Set task: Each line in the entries below that holds the string "color" is to be listed.

Supplied information:
● ● ● ●

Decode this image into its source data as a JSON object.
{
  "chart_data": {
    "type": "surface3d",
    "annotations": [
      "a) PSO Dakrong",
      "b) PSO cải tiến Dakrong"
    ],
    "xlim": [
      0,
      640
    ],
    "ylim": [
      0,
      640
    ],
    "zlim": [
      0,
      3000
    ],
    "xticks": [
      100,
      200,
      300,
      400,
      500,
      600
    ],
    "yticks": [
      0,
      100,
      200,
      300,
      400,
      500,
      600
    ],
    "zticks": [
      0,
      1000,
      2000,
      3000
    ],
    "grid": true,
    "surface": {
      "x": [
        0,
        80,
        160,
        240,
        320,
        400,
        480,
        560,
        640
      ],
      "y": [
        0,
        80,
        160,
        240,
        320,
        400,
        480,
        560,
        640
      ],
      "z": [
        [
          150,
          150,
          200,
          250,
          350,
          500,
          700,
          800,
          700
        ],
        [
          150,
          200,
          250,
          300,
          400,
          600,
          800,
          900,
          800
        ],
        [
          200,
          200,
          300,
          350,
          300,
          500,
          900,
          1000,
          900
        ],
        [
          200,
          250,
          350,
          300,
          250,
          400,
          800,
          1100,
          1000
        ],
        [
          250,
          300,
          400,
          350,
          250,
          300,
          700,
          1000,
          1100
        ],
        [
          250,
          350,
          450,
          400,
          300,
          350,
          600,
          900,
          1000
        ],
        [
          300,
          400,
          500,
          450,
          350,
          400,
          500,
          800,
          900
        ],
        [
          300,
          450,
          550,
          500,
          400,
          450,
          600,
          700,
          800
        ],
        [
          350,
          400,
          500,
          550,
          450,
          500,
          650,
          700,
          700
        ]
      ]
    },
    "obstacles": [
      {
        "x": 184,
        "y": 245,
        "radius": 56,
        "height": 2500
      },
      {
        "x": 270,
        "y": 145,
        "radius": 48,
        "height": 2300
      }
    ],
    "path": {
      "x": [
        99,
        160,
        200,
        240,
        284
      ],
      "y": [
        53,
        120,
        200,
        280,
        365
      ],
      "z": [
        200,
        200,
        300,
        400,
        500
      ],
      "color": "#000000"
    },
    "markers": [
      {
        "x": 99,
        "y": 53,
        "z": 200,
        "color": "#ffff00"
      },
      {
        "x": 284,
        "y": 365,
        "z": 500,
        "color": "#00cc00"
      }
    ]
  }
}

● ● ● ●

Written answer:
      "color": "#000000"
        "color": "#ffff00"
        "color": "#00cc00"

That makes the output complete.